WHAT TO DO: Transcribe all of the data exactly. Omit the pictures.

EXERCISE INPUT:
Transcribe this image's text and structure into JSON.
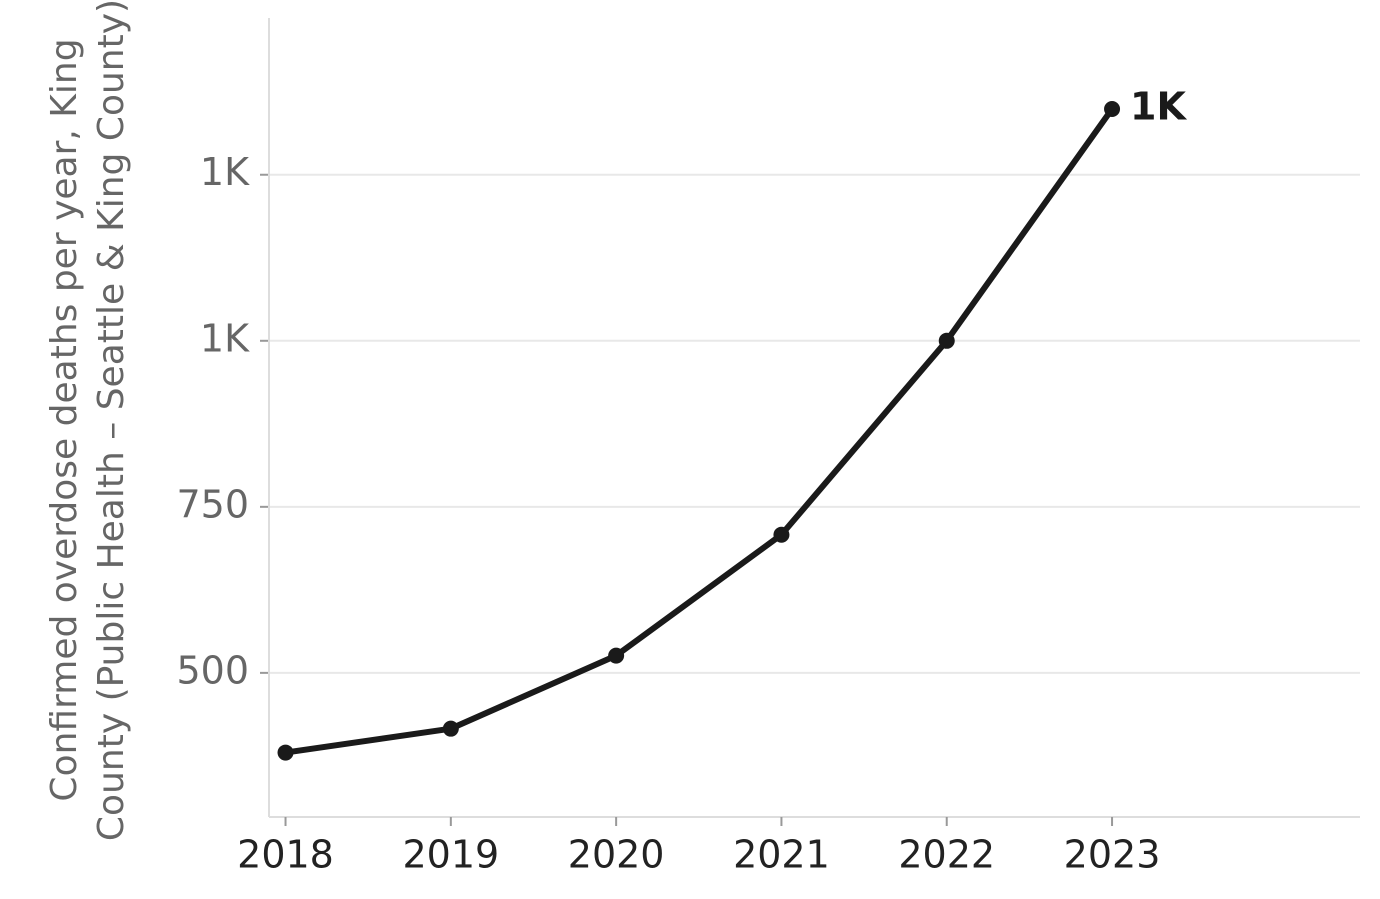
{
  "chart_data": {
    "type": "line",
    "y_label": "Confirmed overdose deaths per year, King County (Public Health – Seattle & King County)",
    "x": [
      2018,
      2019,
      2020,
      2021,
      2022,
      2023
    ],
    "series": [
      {
        "color": "#1a1a1a",
        "values": [
          380,
          416,
          526,
          708,
          1000,
          1349
        ],
        "value_labels": [
          null,
          null,
          null,
          null,
          null,
          "1K"
        ]
      }
    ],
    "xlim": [
      2017.9,
      2024.5
    ],
    "xticks": [
      2018,
      2019,
      2020,
      2021,
      2022,
      2023
    ],
    "ylim": [
      283,
      1486
    ],
    "yticks": [
      500,
      750,
      {
        "value": 1000,
        "label": "1K"
      },
      {
        "value": 1250,
        "label": "1K"
      }
    ],
    "grid": true
  }
}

EXERCISE RESPONSE:
Transcribe this image's text and structure into JSON.
{
  "chart_data": {
    "type": "line",
    "y_label": "Confirmed overdose deaths per year, King County (Public Health – Seattle & King County)",
    "x": [
      2018,
      2019,
      2020,
      2021,
      2022,
      2023
    ],
    "series": [
      {
        "color": "#1a1a1a",
        "values": [
          380,
          416,
          526,
          708,
          1000,
          1349
        ],
        "value_labels": [
          null,
          null,
          null,
          null,
          null,
          "1K"
        ]
      }
    ],
    "xlim": [
      2017.9,
      2024.5
    ],
    "xticks": [
      2018,
      2019,
      2020,
      2021,
      2022,
      2023
    ],
    "ylim": [
      283,
      1486
    ],
    "yticks": [
      500,
      750,
      {
        "value": 1000,
        "label": "1K"
      },
      {
        "value": 1250,
        "label": "1K"
      }
    ],
    "grid": true
  }
}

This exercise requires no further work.